--- BEGIN EXTRACTED MATERIAL ---
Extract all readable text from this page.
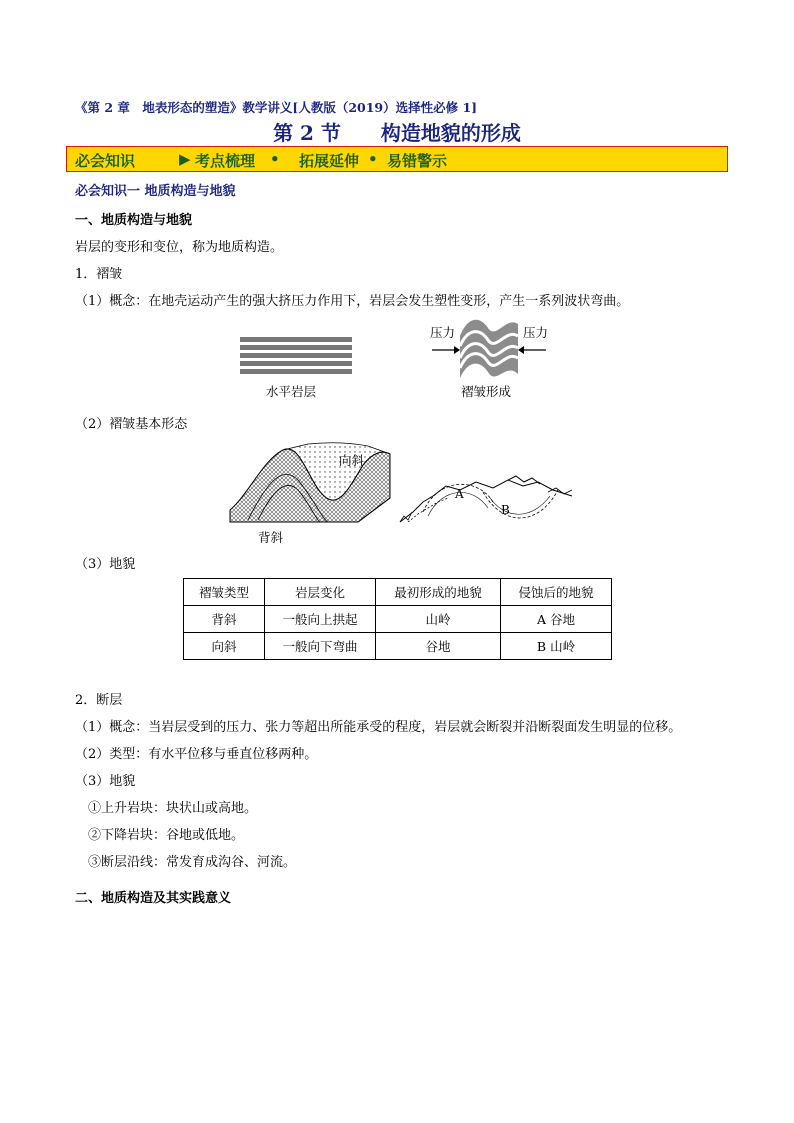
《第 2 章　地表形态的塑造》教学讲义[人教版（2019）选择性必修 1]
第 2 节　　构造地貌的形成
必会知识	▶ 考点梳理 • 拓展延伸 • 易错警示
必会知识一 地质构造与地貌
一、地质构造与地貌
岩层的变形和变位，称为地质构造。
1．褶皱
（1）概念：在地壳运动产生的强大挤压力作用下，岩层会发生塑性变形，产生一系列波状弯曲。
水平岩层
压力	压力
褶皱形成
（2）褶皱基本形态
向斜
背斜
A
B
（3）地貌
褶皱类型	岩层变化	最初形成的地貌	侵蚀后的地貌
背斜	一般向上拱起	山岭	A 谷地
向斜	一般向下弯曲	谷地	B 山岭
2．断层
（1）概念：当岩层受到的压力、张力等超出所能承受的程度，岩层就会断裂并沿断裂面发生明显的位移。
（2）类型：有水平位移与垂直位移两种。
（3）地貌
①上升岩块：块状山或高地。
②下降岩块：谷地或低地。
③断层沿线：常发育成沟谷、河流。
二、地质构造及其实践意义
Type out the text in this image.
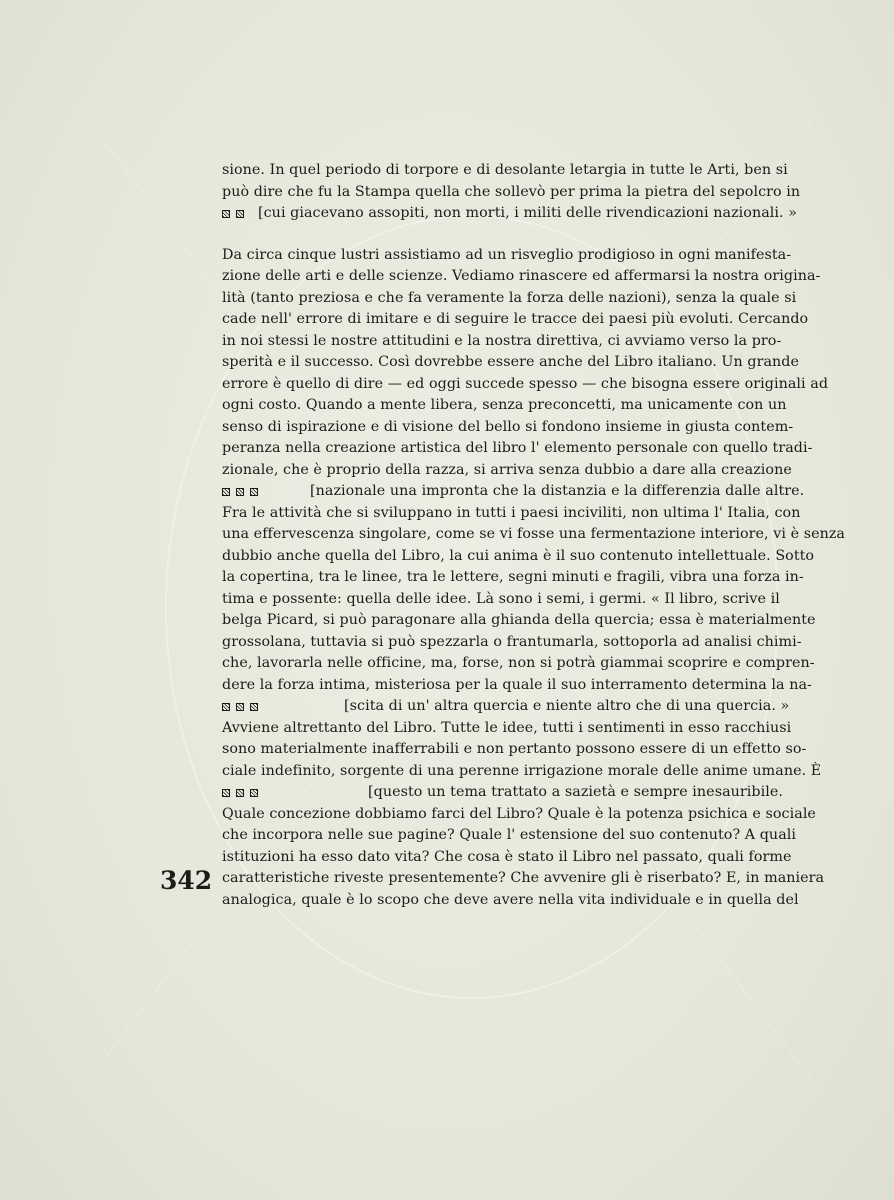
sione. In quel periodo di torpore e di desolante letargia in tutte le Arti, ben si
può dire che fu la Stampa quella che sollevò per prima la pietra del sepolcro in
[cui giacevano assopiti, non morti, i militi delle rivendicazioni nazionali. »
Da circa cinque lustri assistiamo ad un risveglio prodigioso in ogni manifesta-
zione delle arti e delle scienze. Vediamo rinascere ed affermarsi la nostra origina-
lità (tanto preziosa e che fa veramente la forza delle nazioni), senza la quale si
cade nell' errore di imitare e di seguire le tracce dei paesi più evoluti. Cercando
in noi stessi le nostre attitudini e la nostra direttiva, ci avviamo verso la pro-
sperità e il successo. Così dovrebbe essere anche del Libro italiano. Un grande
errore è quello di dire — ed oggi succede spesso — che bisogna essere originali ad
ogni costo. Quando a mente libera, senza preconcetti, ma unicamente con un
senso di ispirazione e di visione del bello si fondono insieme in giusta contem-
peranza nella creazione artistica del libro l' elemento personale con quello tradi-
zionale, che è proprio della razza, si arriva senza dubbio a dare alla creazione
[nazionale una impronta che la distanzia e la differenzia dalle altre.
Fra le attività che si sviluppano in tutti i paesi inciviliti, non ultima l' Italia, con
una effervescenza singolare, come se vi fosse una fermentazione interiore, vi è senza
dubbio anche quella del Libro, la cui anima è il suo contenuto intellettuale. Sotto
la copertina, tra le linee, tra le lettere, segni minuti e fragili, vibra una forza in-
tima e possente: quella delle idee. Là sono i semi, i germi. « Il libro, scrive il
belga Picard, si può paragonare alla ghianda della quercia; essa è materialmente
grossolana, tuttavia si può spezzarla o frantumarla, sottoporla ad analisi chimi-
che, lavorarla nelle officine, ma, forse, non si potrà giammai scoprire e compren-
dere la forza intima, misteriosa per la quale il suo interramento determina la na-
[scita di un' altra quercia e niente altro che di una quercia. »
Avviene altrettanto del Libro. Tutte le idee, tutti i sentimenti in esso racchiusi
sono materialmente inafferrabili e non pertanto possono essere di un effetto so-
ciale indefinito, sorgente di una perenne irrigazione morale delle anime umane. È
[questo un tema trattato a sazietà e sempre inesauribile.
Quale concezione dobbiamo farci del Libro? Quale è la potenza psichica e sociale
che incorpora nelle sue pagine? Quale l' estensione del suo contenuto? A quali
istituzioni ha esso dato vita? Che cosa è stato il Libro nel passato, quali forme
caratteristiche riveste presentemente? Che avvenire gli è riserbato? E, in maniera
analogica, quale è lo scopo che deve avere nella vita individuale e in quella del
342
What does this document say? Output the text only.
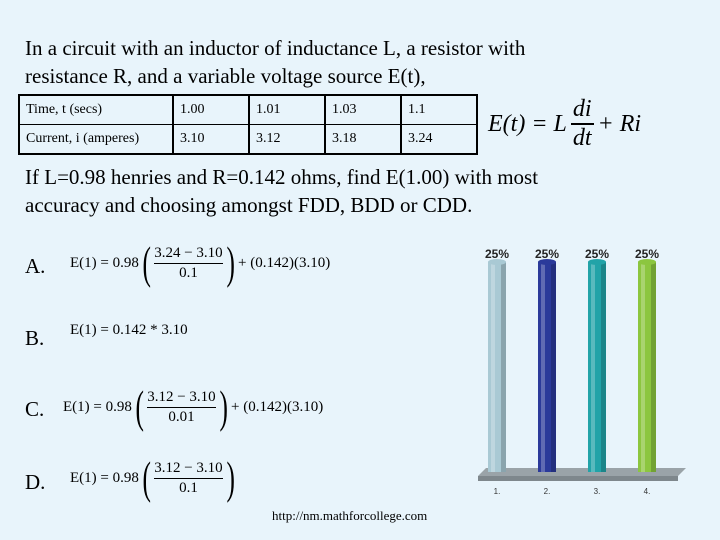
In a circuit with an inductor of inductance L, a resistor with
resistance R, and a variable voltage source E(t),
Time, t (secs)	1.00	1.01	1.03	1.1
Current, i (amperes)	3.10	3.12	3.18	3.24
E(t) = L $\frac{di}{dt} + Ri$
If L=0.98 henries and R=0.142 ohms, find E(1.00) with most
accuracy and choosing amongst FDD, BDD or CDD.
A. E(1) = 0.98 ( 3.24 − 3.10
0.1 ) + (0.142)(3.10)
B. E(1) = 0.142 * 3.10
C. E(1) = 0.98 ( 3.12 − 3.10
0.01 ) + (0.142)(3.10)
D. E(1) = 0.98 ( 3.12 − 3.10
0.1 )
25%
1.
25%
2.
25%
3.
25%
4.
http://nm.mathforcollege.com
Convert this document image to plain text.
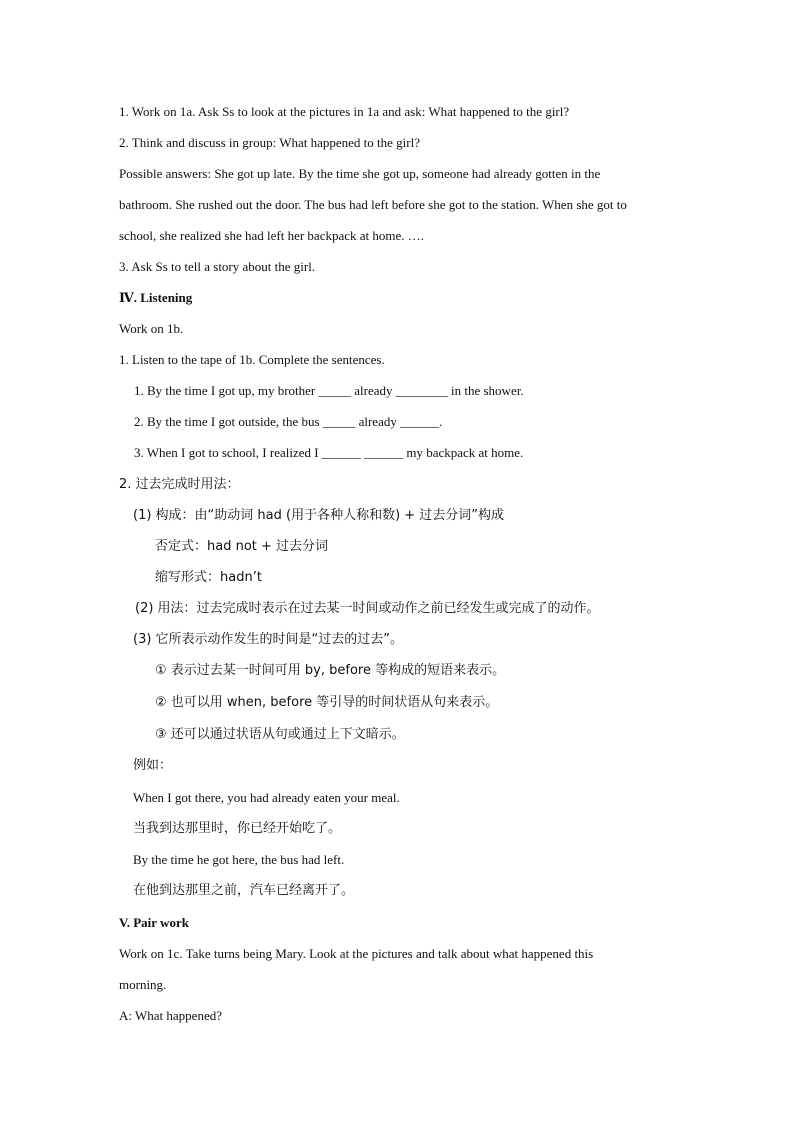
1. Work on 1a. Ask Ss to look at the pictures in 1a and ask: What happened to the girl?
2. Think and discuss in group: What happened to the girl?
Possible answers: She got up late. By the time she got up, someone had already gotten in the
bathroom. She rushed out the door. The bus had left before she got to the station. When she got to
school, she realized she had left her backpack at home. ….
3. Ask Ss to tell a story about the girl.
Ⅳ. Listening
Work on 1b.
1. Listen to the tape of 1b. Complete the sentences.
1. By the time I got up, my brother _____ already ________ in the shower.
2. By the time I got outside, the bus _____ already ______.
3. When I got to school, I realized I ______ ______ my backpack at home.
2. 过去完成时用法：
(1) 构成：由“助动词 had (用于各种人称和数) + 过去分词”构成
否定式：had not + 过去分词
缩写形式：hadn’t
(2) 用法：过去完成时表示在过去某一时间或动作之前已经发生或完成了的动作。
(3) 它所表示动作发生的时间是“过去的过去”。
① 表示过去某一时间可用 by, before 等构成的短语来表示。
② 也可以用 when, before 等引导的时间状语从句来表示。
③ 还可以通过状语从句或通过上下文暗示。
例如：
When I got there, you had already eaten your meal.
当我到达那里时，你已经开始吃了。
By the time he got here, the bus had left.
在他到达那里之前，汽车已经离开了。
V. Pair work
Work on 1c. Take turns being Mary. Look at the pictures and talk about what happened this
morning.
A: What happened?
--- END EXTRACTED MATERIAL ---
◆ TASK TO CARRY OUT ◆
Copy every record above exactly, leaving out the pictures.

◆ ANSWER TO THE PROBLEM ◆
Extract all readable text from this page.
《第 2 章　地表形态的塑造》教学讲义[人教版（2019）选择性必修 1]
第 2 节　　构造地貌的形成
必会知识	▶ 考点梳理 • 拓展延伸 • 易错警示
必会知识一 地质构造与地貌
一、地质构造与地貌
岩层的变形和变位，称为地质构造。
1．褶皱
（1）概念：在地壳运动产生的强大挤压力作用下，岩层会发生塑性变形，产生一系列波状弯曲。
水平岩层
压力	压力
褶皱形成
（2）褶皱基本形态
向斜
背斜
A
B
（3）地貌
褶皱类型	岩层变化	最初形成的地貌	侵蚀后的地貌
背斜	一般向上拱起	山岭	A 谷地
向斜	一般向下弯曲	谷地	B 山岭
2．断层
（1）概念：当岩层受到的压力、张力等超出所能承受的程度，岩层就会断裂并沿断裂面发生明显的位移。
（2）类型：有水平位移与垂直位移两种。
（3）地貌
①上升岩块：块状山或高地。
②下降岩块：谷地或低地。
③断层沿线：常发育成沟谷、河流。
二、地质构造及其实践意义
Type out the text in this image.
sione. In quel periodo di torpore e di desolante letargia in tutte le Arti, ben si
può dire che fu la Stampa quella che sollevò per prima la pietra del sepolcro in
[cui giacevano assopiti, non morti, i militi delle rivendicazioni nazionali. »
Da circa cinque lustri assistiamo ad un risveglio prodigioso in ogni manifesta-
zione delle arti e delle scienze. Vediamo rinascere ed affermarsi la nostra origina-
lità (tanto preziosa e che fa veramente la forza delle nazioni), senza la quale si
cade nell' errore di imitare e di seguire le tracce dei paesi più evoluti. Cercando
in noi stessi le nostre attitudini e la nostra direttiva, ci avviamo verso la pro-
sperità e il successo. Così dovrebbe essere anche del Libro italiano. Un grande
errore è quello di dire — ed oggi succede spesso — che bisogna essere originali ad
ogni costo. Quando a mente libera, senza preconcetti, ma unicamente con un
senso di ispirazione e di visione del bello si fondono insieme in giusta contem-
peranza nella creazione artistica del libro l' elemento personale con quello tradi-
zionale, che è proprio della razza, si arriva senza dubbio a dare alla creazione
[nazionale una impronta che la distanzia e la differenzia dalle altre.
Fra le attività che si sviluppano in tutti i paesi inciviliti, non ultima l' Italia, con
una effervescenza singolare, come se vi fosse una fermentazione interiore, vi è senza
dubbio anche quella del Libro, la cui anima è il suo contenuto intellettuale. Sotto
la copertina, tra le linee, tra le lettere, segni minuti e fragili, vibra una forza in-
tima e possente: quella delle idee. Là sono i semi, i germi. « Il libro, scrive il
belga Picard, si può paragonare alla ghianda della quercia; essa è materialmente
grossolana, tuttavia si può spezzarla o frantumarla, sottoporla ad analisi chimi-
che, lavorarla nelle officine, ma, forse, non si potrà giammai scoprire e compren-
dere la forza intima, misteriosa per la quale il suo interramento determina la na-
[scita di un' altra quercia e niente altro che di una quercia. »
Avviene altrettanto del Libro. Tutte le idee, tutti i sentimenti in esso racchiusi
sono materialmente inafferrabili e non pertanto possono essere di un effetto so-
ciale indefinito, sorgente di una perenne irrigazione morale delle anime umane. È
[questo un tema trattato a sazietà e sempre inesauribile.
Quale concezione dobbiamo farci del Libro? Quale è la potenza psichica e sociale
che incorpora nelle sue pagine? Quale l' estensione del suo contenuto? A quali
istituzioni ha esso dato vita? Che cosa è stato il Libro nel passato, quali forme
caratteristiche riveste presentemente? Che avvenire gli è riserbato? E, in maniera
analogica, quale è lo scopo che deve avere nella vita individuale e in quella del
342
What does this document say? Output the text only.
In a circuit with an inductor of inductance L, a resistor with
resistance R, and a variable voltage source E(t),
Time, t (secs)	1.00	1.01	1.03	1.1
Current, i (amperes)	3.10	3.12	3.18	3.24
E(t) = L $\frac{di}{dt} + Ri$
If L=0.98 henries and R=0.142 ohms, find E(1.00) with most
accuracy and choosing amongst FDD, BDD or CDD.
A. E(1) = 0.98 ( 3.24 − 3.10
0.1 ) + (0.142)(3.10)
B. E(1) = 0.142 * 3.10
C. E(1) = 0.98 ( 3.12 − 3.10
0.01 ) + (0.142)(3.10)
D. E(1) = 0.98 ( 3.12 − 3.10
0.1 )
25%
1.
25%
2.
25%
3.
25%
4.
http://nm.mathforcollege.com
Convert this document image to plain text.
1. Work on 1a. Ask Ss to look at the pictures in 1a and ask: What happened to the girl?
2. Think and discuss in group: What happened to the girl?
Possible answers: She got up late. By the time she got up, someone had already gotten in the
bathroom. She rushed out the door. The bus had left before she got to the station. When she got to
school, she realized she had left her backpack at home. ….
3. Ask Ss to tell a story about the girl.
Ⅳ. Listening
Work on 1b.
1. Listen to the tape of 1b. Complete the sentences.
1. By the time I got up, my brother _____ already ________ in the shower.
2. By the time I got outside, the bus _____ already ______.
3. When I got to school, I realized I ______ ______ my backpack at home.
2. 过去完成时用法：
(1) 构成：由“助动词 had (用于各种人称和数) + 过去分词”构成
否定式：had not + 过去分词
缩写形式：hadn’t
(2) 用法：过去完成时表示在过去某一时间或动作之前已经发生或完成了的动作。
(3) 它所表示动作发生的时间是“过去的过去”。
① 表示过去某一时间可用 by, before 等构成的短语来表示。
② 也可以用 when, before 等引导的时间状语从句来表示。
③ 还可以通过状语从句或通过上下文暗示。
例如：
When I got there, you had already eaten your meal.
当我到达那里时，你已经开始吃了。
By the time he got here, the bus had left.
在他到达那里之前，汽车已经离开了。
V. Pair work
Work on 1c. Take turns being Mary. Look at the pictures and talk about what happened this
morning.
A: What happened?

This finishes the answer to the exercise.